#### [Stated task]
Extract the whole listing as it stands. Do not include the pictures.

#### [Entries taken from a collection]
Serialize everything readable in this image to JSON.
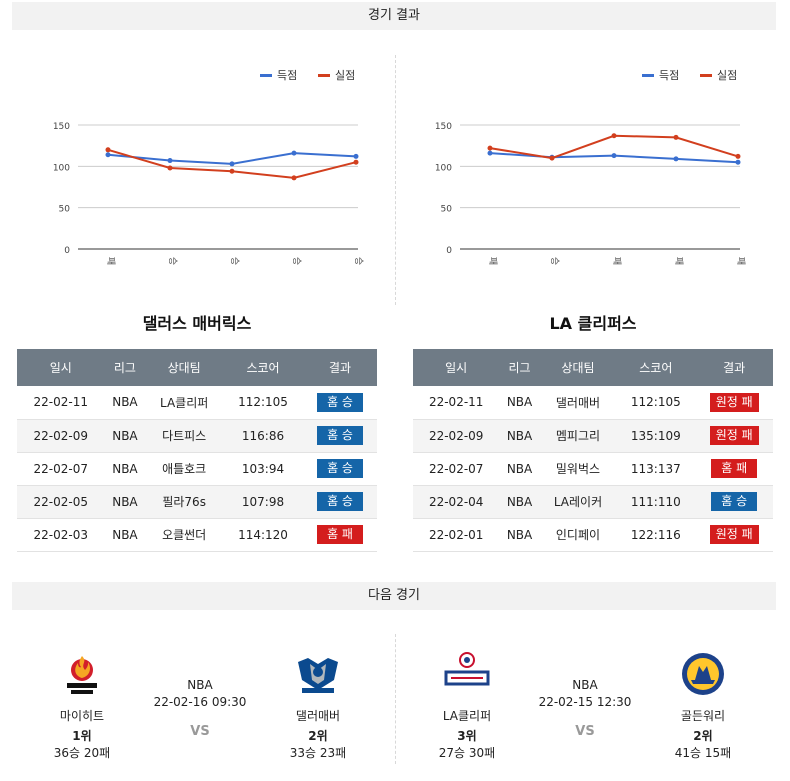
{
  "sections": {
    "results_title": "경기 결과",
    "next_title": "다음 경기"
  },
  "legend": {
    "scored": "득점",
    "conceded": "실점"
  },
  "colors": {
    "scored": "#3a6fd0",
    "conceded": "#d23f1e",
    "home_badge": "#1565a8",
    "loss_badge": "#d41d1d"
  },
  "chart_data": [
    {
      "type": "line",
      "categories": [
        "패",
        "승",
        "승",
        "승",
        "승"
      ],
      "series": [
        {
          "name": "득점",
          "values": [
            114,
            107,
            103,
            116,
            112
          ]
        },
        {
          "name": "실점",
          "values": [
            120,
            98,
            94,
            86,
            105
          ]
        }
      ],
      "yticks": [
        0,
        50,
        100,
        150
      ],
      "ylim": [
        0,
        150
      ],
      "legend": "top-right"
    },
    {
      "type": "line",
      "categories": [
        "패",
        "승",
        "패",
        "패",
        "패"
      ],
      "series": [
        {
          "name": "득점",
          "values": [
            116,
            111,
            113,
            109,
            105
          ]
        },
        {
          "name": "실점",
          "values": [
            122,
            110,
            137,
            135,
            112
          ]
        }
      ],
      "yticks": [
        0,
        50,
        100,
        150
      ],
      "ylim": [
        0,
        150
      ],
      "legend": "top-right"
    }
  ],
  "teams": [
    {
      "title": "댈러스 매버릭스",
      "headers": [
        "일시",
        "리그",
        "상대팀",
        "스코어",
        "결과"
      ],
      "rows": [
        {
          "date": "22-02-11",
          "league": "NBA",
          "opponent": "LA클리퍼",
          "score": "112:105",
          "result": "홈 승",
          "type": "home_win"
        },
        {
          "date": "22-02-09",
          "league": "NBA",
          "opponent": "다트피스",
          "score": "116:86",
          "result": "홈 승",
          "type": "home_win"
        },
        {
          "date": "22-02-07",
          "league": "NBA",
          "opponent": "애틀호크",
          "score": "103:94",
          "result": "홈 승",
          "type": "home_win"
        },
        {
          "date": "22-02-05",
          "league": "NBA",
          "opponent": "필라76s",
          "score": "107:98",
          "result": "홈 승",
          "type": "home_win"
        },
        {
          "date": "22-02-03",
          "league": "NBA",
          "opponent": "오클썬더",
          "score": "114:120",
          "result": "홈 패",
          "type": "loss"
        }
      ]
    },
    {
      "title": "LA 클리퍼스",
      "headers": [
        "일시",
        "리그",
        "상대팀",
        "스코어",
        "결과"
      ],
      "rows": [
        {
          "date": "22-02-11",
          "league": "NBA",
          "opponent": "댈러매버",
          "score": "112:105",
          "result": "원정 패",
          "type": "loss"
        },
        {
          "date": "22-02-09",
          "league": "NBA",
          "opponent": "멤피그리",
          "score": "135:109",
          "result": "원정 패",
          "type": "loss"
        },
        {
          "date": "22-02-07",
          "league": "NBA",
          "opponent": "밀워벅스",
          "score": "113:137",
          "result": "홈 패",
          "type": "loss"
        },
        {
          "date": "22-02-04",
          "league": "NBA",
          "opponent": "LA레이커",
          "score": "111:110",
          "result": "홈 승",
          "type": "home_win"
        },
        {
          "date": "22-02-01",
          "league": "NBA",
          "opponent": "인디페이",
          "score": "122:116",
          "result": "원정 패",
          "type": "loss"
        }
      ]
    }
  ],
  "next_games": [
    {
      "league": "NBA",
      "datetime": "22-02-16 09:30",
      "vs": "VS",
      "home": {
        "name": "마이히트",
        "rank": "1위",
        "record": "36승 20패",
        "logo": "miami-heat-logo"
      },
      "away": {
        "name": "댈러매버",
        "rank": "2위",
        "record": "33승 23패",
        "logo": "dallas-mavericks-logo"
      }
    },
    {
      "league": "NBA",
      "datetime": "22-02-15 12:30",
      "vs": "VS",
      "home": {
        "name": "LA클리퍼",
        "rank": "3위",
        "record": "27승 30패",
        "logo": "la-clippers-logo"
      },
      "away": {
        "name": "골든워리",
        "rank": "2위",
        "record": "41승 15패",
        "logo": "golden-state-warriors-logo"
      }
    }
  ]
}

#### [Finished exercise]
Serialize everything readable in this image to JSON.
{
  "sections": {
    "results_title": "경기 결과",
    "next_title": "다음 경기"
  },
  "legend": {
    "scored": "득점",
    "conceded": "실점"
  },
  "colors": {
    "scored": "#3a6fd0",
    "conceded": "#d23f1e",
    "home_badge": "#1565a8",
    "loss_badge": "#d41d1d"
  },
  "chart_data": [
    {
      "type": "line",
      "categories": [
        "패",
        "승",
        "승",
        "승",
        "승"
      ],
      "series": [
        {
          "name": "득점",
          "values": [
            114,
            107,
            103,
            116,
            112
          ]
        },
        {
          "name": "실점",
          "values": [
            120,
            98,
            94,
            86,
            105
          ]
        }
      ],
      "yticks": [
        0,
        50,
        100,
        150
      ],
      "ylim": [
        0,
        150
      ],
      "legend": "top-right"
    },
    {
      "type": "line",
      "categories": [
        "패",
        "승",
        "패",
        "패",
        "패"
      ],
      "series": [
        {
          "name": "득점",
          "values": [
            116,
            111,
            113,
            109,
            105
          ]
        },
        {
          "name": "실점",
          "values": [
            122,
            110,
            137,
            135,
            112
          ]
        }
      ],
      "yticks": [
        0,
        50,
        100,
        150
      ],
      "ylim": [
        0,
        150
      ],
      "legend": "top-right"
    }
  ],
  "teams": [
    {
      "title": "댈러스 매버릭스",
      "headers": [
        "일시",
        "리그",
        "상대팀",
        "스코어",
        "결과"
      ],
      "rows": [
        {
          "date": "22-02-11",
          "league": "NBA",
          "opponent": "LA클리퍼",
          "score": "112:105",
          "result": "홈 승",
          "type": "home_win"
        },
        {
          "date": "22-02-09",
          "league": "NBA",
          "opponent": "다트피스",
          "score": "116:86",
          "result": "홈 승",
          "type": "home_win"
        },
        {
          "date": "22-02-07",
          "league": "NBA",
          "opponent": "애틀호크",
          "score": "103:94",
          "result": "홈 승",
          "type": "home_win"
        },
        {
          "date": "22-02-05",
          "league": "NBA",
          "opponent": "필라76s",
          "score": "107:98",
          "result": "홈 승",
          "type": "home_win"
        },
        {
          "date": "22-02-03",
          "league": "NBA",
          "opponent": "오클썬더",
          "score": "114:120",
          "result": "홈 패",
          "type": "loss"
        }
      ]
    },
    {
      "title": "LA 클리퍼스",
      "headers": [
        "일시",
        "리그",
        "상대팀",
        "스코어",
        "결과"
      ],
      "rows": [
        {
          "date": "22-02-11",
          "league": "NBA",
          "opponent": "댈러매버",
          "score": "112:105",
          "result": "원정 패",
          "type": "loss"
        },
        {
          "date": "22-02-09",
          "league": "NBA",
          "opponent": "멤피그리",
          "score": "135:109",
          "result": "원정 패",
          "type": "loss"
        },
        {
          "date": "22-02-07",
          "league": "NBA",
          "opponent": "밀워벅스",
          "score": "113:137",
          "result": "홈 패",
          "type": "loss"
        },
        {
          "date": "22-02-04",
          "league": "NBA",
          "opponent": "LA레이커",
          "score": "111:110",
          "result": "홈 승",
          "type": "home_win"
        },
        {
          "date": "22-02-01",
          "league": "NBA",
          "opponent": "인디페이",
          "score": "122:116",
          "result": "원정 패",
          "type": "loss"
        }
      ]
    }
  ],
  "next_games": [
    {
      "league": "NBA",
      "datetime": "22-02-16 09:30",
      "vs": "VS",
      "home": {
        "name": "마이히트",
        "rank": "1위",
        "record": "36승 20패",
        "logo": "miami-heat-logo"
      },
      "away": {
        "name": "댈러매버",
        "rank": "2위",
        "record": "33승 23패",
        "logo": "dallas-mavericks-logo"
      }
    },
    {
      "league": "NBA",
      "datetime": "22-02-15 12:30",
      "vs": "VS",
      "home": {
        "name": "LA클리퍼",
        "rank": "3위",
        "record": "27승 30패",
        "logo": "la-clippers-logo"
      },
      "away": {
        "name": "골든워리",
        "rank": "2위",
        "record": "41승 15패",
        "logo": "golden-state-warriors-logo"
      }
    }
  ]
}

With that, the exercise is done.